**AIM OF THE EXERCISE**
Can you output every line of the data below, unchanged and in the same order?

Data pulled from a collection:
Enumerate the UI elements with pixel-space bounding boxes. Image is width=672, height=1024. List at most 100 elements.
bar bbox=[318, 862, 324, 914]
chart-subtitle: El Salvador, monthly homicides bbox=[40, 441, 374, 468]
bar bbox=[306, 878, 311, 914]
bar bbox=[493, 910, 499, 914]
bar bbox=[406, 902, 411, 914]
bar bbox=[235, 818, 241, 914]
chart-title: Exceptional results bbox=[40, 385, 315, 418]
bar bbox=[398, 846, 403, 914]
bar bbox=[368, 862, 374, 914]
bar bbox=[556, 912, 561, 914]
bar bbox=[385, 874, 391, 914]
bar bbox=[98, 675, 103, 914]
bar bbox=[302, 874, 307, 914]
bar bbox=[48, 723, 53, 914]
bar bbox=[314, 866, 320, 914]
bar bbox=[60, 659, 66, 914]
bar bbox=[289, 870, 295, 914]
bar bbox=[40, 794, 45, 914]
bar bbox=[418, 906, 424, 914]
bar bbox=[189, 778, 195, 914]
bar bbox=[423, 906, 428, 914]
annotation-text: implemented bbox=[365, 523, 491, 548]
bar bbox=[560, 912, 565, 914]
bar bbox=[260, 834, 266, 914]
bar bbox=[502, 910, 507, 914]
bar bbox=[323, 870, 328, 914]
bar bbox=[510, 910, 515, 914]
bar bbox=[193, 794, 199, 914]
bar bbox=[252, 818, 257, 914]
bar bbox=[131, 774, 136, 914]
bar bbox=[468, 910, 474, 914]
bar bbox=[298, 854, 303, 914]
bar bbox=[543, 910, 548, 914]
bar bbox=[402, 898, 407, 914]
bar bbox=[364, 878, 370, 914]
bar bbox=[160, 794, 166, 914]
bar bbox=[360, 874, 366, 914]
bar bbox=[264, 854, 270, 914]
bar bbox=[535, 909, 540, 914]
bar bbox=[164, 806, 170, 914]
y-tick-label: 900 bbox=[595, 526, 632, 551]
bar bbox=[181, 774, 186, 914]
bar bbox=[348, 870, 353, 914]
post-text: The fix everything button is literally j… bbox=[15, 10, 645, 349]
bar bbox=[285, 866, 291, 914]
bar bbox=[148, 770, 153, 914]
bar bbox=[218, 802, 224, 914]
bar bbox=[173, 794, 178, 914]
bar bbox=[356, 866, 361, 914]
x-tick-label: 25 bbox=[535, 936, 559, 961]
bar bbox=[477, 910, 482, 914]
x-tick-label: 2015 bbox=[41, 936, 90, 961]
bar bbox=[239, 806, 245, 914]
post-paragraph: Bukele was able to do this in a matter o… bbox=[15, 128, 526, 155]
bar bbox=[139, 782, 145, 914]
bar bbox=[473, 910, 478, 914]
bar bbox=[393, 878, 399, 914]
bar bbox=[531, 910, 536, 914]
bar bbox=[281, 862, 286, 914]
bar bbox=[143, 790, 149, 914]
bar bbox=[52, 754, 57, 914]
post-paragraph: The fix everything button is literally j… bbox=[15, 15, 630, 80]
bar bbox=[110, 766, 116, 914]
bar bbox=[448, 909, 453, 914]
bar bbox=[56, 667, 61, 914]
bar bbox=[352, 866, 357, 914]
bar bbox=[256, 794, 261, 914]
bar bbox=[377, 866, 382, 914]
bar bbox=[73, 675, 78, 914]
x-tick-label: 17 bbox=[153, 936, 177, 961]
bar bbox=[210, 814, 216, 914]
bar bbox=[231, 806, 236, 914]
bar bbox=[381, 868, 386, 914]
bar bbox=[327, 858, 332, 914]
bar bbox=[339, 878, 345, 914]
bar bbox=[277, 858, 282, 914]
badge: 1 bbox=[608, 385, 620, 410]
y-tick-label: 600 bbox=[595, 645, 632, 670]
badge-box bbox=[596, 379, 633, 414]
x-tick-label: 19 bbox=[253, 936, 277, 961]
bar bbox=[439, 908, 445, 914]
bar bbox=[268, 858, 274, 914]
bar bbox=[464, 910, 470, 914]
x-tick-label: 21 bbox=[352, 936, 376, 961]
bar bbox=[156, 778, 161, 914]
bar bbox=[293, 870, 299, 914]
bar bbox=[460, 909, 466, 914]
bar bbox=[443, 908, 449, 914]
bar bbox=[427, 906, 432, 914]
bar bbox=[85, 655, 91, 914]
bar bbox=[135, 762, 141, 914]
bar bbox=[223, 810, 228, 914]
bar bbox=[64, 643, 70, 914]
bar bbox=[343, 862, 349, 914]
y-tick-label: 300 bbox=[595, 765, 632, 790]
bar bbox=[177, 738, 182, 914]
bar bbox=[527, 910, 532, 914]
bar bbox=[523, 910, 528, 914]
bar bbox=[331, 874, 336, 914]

**RESULT OF THIS EXERCISE**
Enumerate the UI elements with pixel-space bounding boxes. Image is width=672, height=1024. List at most 100 elements.
bar bbox=[318, 862, 324, 914]
chart-subtitle: El Salvador, monthly homicides bbox=[40, 441, 374, 468]
bar bbox=[306, 878, 311, 914]
bar bbox=[493, 910, 499, 914]
bar bbox=[406, 902, 411, 914]
bar bbox=[235, 818, 241, 914]
chart-title: Exceptional results bbox=[40, 385, 315, 418]
bar bbox=[398, 846, 403, 914]
bar bbox=[368, 862, 374, 914]
bar bbox=[556, 912, 561, 914]
bar bbox=[385, 874, 391, 914]
bar bbox=[98, 675, 103, 914]
bar bbox=[302, 874, 307, 914]
bar bbox=[48, 723, 53, 914]
bar bbox=[314, 866, 320, 914]
bar bbox=[60, 659, 66, 914]
bar bbox=[289, 870, 295, 914]
bar bbox=[40, 794, 45, 914]
bar bbox=[418, 906, 424, 914]
bar bbox=[189, 778, 195, 914]
bar bbox=[423, 906, 428, 914]
annotation-text: implemented bbox=[365, 523, 491, 548]
bar bbox=[560, 912, 565, 914]
bar bbox=[260, 834, 266, 914]
bar bbox=[502, 910, 507, 914]
bar bbox=[323, 870, 328, 914]
bar bbox=[510, 910, 515, 914]
bar bbox=[193, 794, 199, 914]
bar bbox=[252, 818, 257, 914]
bar bbox=[131, 774, 136, 914]
bar bbox=[468, 910, 474, 914]
bar bbox=[298, 854, 303, 914]
bar bbox=[543, 910, 548, 914]
bar bbox=[402, 898, 407, 914]
bar bbox=[364, 878, 370, 914]
bar bbox=[160, 794, 166, 914]
bar bbox=[360, 874, 366, 914]
bar bbox=[264, 854, 270, 914]
bar bbox=[535, 909, 540, 914]
bar bbox=[164, 806, 170, 914]
y-tick-label: 900 bbox=[595, 526, 632, 551]
bar bbox=[181, 774, 186, 914]
bar bbox=[348, 870, 353, 914]
post-text: The fix everything button is literally j… bbox=[15, 10, 645, 349]
bar bbox=[285, 866, 291, 914]
bar bbox=[148, 770, 153, 914]
bar bbox=[218, 802, 224, 914]
bar bbox=[173, 794, 178, 914]
bar bbox=[356, 866, 361, 914]
x-tick-label: 25 bbox=[535, 936, 559, 961]
bar bbox=[477, 910, 482, 914]
x-tick-label: 2015 bbox=[41, 936, 90, 961]
bar bbox=[239, 806, 245, 914]
post-paragraph: Bukele was able to do this in a matter o… bbox=[15, 128, 526, 155]
bar bbox=[139, 782, 145, 914]
bar bbox=[473, 910, 478, 914]
bar bbox=[393, 878, 399, 914]
bar bbox=[531, 910, 536, 914]
bar bbox=[281, 862, 286, 914]
bar bbox=[143, 790, 149, 914]
bar bbox=[52, 754, 57, 914]
post-paragraph: The fix everything button is literally j… bbox=[15, 15, 630, 80]
bar bbox=[110, 766, 116, 914]
bar bbox=[448, 909, 453, 914]
bar bbox=[56, 667, 61, 914]
bar bbox=[352, 866, 357, 914]
bar bbox=[256, 794, 261, 914]
bar bbox=[377, 866, 382, 914]
bar bbox=[73, 675, 78, 914]
x-tick-label: 17 bbox=[153, 936, 177, 961]
bar bbox=[210, 814, 216, 914]
bar bbox=[231, 806, 236, 914]
bar bbox=[381, 868, 386, 914]
bar bbox=[327, 858, 332, 914]
bar bbox=[339, 878, 345, 914]
bar bbox=[277, 858, 282, 914]
badge: 1 bbox=[608, 385, 620, 410]
y-tick-label: 600 bbox=[595, 645, 632, 670]
badge-box bbox=[596, 379, 633, 414]
x-tick-label: 19 bbox=[253, 936, 277, 961]
bar bbox=[439, 908, 445, 914]
bar bbox=[268, 858, 274, 914]
bar bbox=[464, 910, 470, 914]
x-tick-label: 21 bbox=[352, 936, 376, 961]
bar bbox=[156, 778, 161, 914]
bar bbox=[293, 870, 299, 914]
bar bbox=[460, 909, 466, 914]
bar bbox=[443, 908, 449, 914]
bar bbox=[427, 906, 432, 914]
bar bbox=[85, 655, 91, 914]
bar bbox=[135, 762, 141, 914]
bar bbox=[223, 810, 228, 914]
bar bbox=[64, 643, 70, 914]
bar bbox=[343, 862, 349, 914]
y-tick-label: 300 bbox=[595, 765, 632, 790]
bar bbox=[177, 738, 182, 914]
bar bbox=[527, 910, 532, 914]
bar bbox=[523, 910, 528, 914]
bar bbox=[331, 874, 336, 914]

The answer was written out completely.